[BRIEF] Where the word "community" occurs in a line, return that line.
-=-=-
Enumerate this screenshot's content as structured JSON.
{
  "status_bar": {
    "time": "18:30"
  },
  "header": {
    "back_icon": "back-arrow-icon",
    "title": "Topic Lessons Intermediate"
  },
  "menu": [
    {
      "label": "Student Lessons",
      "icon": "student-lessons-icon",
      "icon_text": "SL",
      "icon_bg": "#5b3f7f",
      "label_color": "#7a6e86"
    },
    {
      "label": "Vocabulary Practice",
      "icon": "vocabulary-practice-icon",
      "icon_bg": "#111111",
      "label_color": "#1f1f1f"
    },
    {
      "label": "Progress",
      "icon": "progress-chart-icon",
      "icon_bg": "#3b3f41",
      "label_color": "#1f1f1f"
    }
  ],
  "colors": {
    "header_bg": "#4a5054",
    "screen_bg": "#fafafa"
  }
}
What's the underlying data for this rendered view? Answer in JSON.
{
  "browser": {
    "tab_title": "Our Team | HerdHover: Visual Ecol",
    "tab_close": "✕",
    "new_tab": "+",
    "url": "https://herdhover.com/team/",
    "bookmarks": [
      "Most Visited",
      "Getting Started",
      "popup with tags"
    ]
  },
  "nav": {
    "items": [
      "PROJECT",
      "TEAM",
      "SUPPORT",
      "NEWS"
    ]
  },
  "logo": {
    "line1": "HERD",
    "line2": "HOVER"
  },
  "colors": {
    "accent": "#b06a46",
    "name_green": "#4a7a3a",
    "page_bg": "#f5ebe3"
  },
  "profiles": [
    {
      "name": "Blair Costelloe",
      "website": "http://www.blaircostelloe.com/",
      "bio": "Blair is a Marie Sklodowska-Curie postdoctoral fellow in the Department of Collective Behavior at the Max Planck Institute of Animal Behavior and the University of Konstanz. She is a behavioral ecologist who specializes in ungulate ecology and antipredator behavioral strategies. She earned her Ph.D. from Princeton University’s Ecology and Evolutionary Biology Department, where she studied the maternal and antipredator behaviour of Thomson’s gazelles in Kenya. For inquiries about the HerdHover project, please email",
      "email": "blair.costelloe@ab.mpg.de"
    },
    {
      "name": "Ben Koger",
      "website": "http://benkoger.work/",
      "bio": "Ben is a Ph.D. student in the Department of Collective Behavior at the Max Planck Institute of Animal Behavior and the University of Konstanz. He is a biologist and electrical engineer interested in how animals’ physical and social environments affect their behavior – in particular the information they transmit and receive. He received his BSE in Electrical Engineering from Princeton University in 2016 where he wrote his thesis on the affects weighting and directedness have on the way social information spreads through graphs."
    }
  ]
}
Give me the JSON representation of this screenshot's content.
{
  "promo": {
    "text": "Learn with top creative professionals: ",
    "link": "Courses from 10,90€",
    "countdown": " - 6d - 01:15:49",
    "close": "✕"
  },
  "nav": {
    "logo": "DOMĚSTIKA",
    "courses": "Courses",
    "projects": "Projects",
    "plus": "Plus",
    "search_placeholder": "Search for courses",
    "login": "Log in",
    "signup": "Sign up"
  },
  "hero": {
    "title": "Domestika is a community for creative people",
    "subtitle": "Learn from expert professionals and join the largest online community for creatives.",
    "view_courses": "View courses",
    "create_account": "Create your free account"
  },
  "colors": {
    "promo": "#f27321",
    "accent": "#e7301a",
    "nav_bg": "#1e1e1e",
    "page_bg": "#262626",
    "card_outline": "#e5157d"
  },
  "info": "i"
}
-=-=-
[EXPECTED ANSWER]
    "title": "Domestika is a community for creative people",
    "subtitle": "Learn from expert professionals and join the largest online community for creatives.",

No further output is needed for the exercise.